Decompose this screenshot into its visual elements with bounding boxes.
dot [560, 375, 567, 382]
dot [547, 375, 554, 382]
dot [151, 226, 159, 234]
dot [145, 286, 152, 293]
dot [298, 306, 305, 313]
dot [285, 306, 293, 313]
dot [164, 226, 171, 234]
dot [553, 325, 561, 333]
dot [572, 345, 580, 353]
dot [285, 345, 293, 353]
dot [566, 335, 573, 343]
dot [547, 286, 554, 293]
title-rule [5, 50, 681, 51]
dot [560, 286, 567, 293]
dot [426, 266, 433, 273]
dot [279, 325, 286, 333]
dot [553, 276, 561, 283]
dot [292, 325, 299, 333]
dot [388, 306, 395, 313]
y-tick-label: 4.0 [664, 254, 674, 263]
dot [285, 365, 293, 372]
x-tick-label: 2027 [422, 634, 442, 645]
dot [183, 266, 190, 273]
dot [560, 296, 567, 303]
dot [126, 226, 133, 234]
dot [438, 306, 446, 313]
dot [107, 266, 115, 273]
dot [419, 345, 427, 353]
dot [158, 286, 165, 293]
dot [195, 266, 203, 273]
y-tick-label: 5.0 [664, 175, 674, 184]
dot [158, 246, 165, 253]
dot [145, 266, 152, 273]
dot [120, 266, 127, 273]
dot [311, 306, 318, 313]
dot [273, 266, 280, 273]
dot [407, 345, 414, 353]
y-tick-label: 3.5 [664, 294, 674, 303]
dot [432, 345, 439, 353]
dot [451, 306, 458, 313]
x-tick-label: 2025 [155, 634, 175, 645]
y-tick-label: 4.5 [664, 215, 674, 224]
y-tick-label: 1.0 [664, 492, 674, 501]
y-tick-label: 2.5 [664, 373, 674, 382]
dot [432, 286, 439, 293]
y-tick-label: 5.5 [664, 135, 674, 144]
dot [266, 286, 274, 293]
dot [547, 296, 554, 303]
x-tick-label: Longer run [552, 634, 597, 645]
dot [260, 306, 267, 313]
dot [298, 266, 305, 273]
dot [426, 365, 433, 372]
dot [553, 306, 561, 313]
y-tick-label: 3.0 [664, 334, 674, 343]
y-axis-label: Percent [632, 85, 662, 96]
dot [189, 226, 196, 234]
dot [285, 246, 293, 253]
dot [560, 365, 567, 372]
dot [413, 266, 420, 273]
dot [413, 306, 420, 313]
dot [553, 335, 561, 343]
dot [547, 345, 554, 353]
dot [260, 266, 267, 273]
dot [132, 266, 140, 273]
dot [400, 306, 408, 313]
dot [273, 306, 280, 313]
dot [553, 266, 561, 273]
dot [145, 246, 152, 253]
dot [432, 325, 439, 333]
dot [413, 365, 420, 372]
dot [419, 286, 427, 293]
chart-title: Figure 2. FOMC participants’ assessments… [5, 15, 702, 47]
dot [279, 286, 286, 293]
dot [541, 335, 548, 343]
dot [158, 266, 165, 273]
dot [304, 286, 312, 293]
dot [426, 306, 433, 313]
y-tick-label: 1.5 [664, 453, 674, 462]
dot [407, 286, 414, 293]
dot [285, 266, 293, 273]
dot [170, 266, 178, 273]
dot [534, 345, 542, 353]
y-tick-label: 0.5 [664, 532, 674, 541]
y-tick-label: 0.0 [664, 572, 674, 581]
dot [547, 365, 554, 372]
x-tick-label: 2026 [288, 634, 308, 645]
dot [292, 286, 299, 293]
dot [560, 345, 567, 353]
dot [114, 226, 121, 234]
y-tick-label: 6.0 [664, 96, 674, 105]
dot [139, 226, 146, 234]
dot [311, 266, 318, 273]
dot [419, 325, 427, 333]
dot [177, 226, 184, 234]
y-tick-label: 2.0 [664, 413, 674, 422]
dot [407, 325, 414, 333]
◇ ◇ ◇
:: Goal of the exercise ::
Reproduce all of the material above, swapping "dot" for "point" wherever it occurs and leaving every other character as it is.

:: Reply ::
Decompose this screenshot into its visual elements with bounding boxes.
point [560, 375, 567, 382]
point [547, 375, 554, 382]
point [151, 226, 159, 234]
point [145, 286, 152, 293]
point [298, 306, 305, 313]
point [285, 306, 293, 313]
point [164, 226, 171, 234]
point [553, 325, 561, 333]
point [572, 345, 580, 353]
point [285, 345, 293, 353]
point [566, 335, 573, 343]
point [547, 286, 554, 293]
title-rule [5, 50, 681, 51]
point [560, 286, 567, 293]
point [426, 266, 433, 273]
point [279, 325, 286, 333]
point [553, 276, 561, 283]
point [292, 325, 299, 333]
point [388, 306, 395, 313]
y-tick-label: 4.0 [664, 254, 674, 263]
point [285, 365, 293, 372]
x-tick-label: 2027 [422, 634, 442, 645]
point [183, 266, 190, 273]
point [560, 296, 567, 303]
point [126, 226, 133, 234]
point [438, 306, 446, 313]
point [107, 266, 115, 273]
point [419, 345, 427, 353]
point [158, 286, 165, 293]
point [195, 266, 203, 273]
y-tick-label: 5.0 [664, 175, 674, 184]
point [158, 246, 165, 253]
point [145, 266, 152, 273]
point [120, 266, 127, 273]
point [311, 306, 318, 313]
point [273, 266, 280, 273]
point [407, 345, 414, 353]
y-tick-label: 3.5 [664, 294, 674, 303]
point [432, 345, 439, 353]
point [451, 306, 458, 313]
x-tick-label: 2025 [155, 634, 175, 645]
y-tick-label: 4.5 [664, 215, 674, 224]
y-tick-label: 1.0 [664, 492, 674, 501]
y-tick-label: 2.5 [664, 373, 674, 382]
point [432, 286, 439, 293]
y-tick-label: 5.5 [664, 135, 674, 144]
point [266, 286, 274, 293]
point [547, 296, 554, 303]
x-tick-label: Longer run [552, 634, 597, 645]
point [260, 306, 267, 313]
point [298, 266, 305, 273]
point [426, 365, 433, 372]
point [553, 306, 561, 313]
y-tick-label: 3.0 [664, 334, 674, 343]
y-axis-label: Percent [632, 85, 662, 96]
point [189, 226, 196, 234]
point [285, 246, 293, 253]
point [560, 365, 567, 372]
point [413, 266, 420, 273]
point [413, 306, 420, 313]
point [553, 335, 561, 343]
point [547, 345, 554, 353]
point [260, 266, 267, 273]
point [132, 266, 140, 273]
point [400, 306, 408, 313]
point [273, 306, 280, 313]
point [553, 266, 561, 273]
point [145, 246, 152, 253]
point [432, 325, 439, 333]
point [413, 365, 420, 372]
point [419, 286, 427, 293]
chart-title: Figure 2. FOMC participants’ assessments… [5, 15, 702, 47]
point [279, 286, 286, 293]
point [541, 335, 548, 343]
point [158, 266, 165, 273]
point [304, 286, 312, 293]
point [426, 306, 433, 313]
y-tick-label: 1.5 [664, 453, 674, 462]
point [407, 286, 414, 293]
point [285, 266, 293, 273]
point [170, 266, 178, 273]
point [534, 345, 542, 353]
y-tick-label: 0.5 [664, 532, 674, 541]
y-tick-label: 0.0 [664, 572, 674, 581]
point [547, 365, 554, 372]
x-tick-label: 2026 [288, 634, 308, 645]
point [292, 286, 299, 293]
point [560, 345, 567, 353]
point [114, 226, 121, 234]
y-tick-label: 6.0 [664, 96, 674, 105]
point [139, 226, 146, 234]
point [311, 266, 318, 273]
point [419, 325, 427, 333]
point [177, 226, 184, 234]
y-tick-label: 2.0 [664, 413, 674, 422]
point [407, 325, 414, 333]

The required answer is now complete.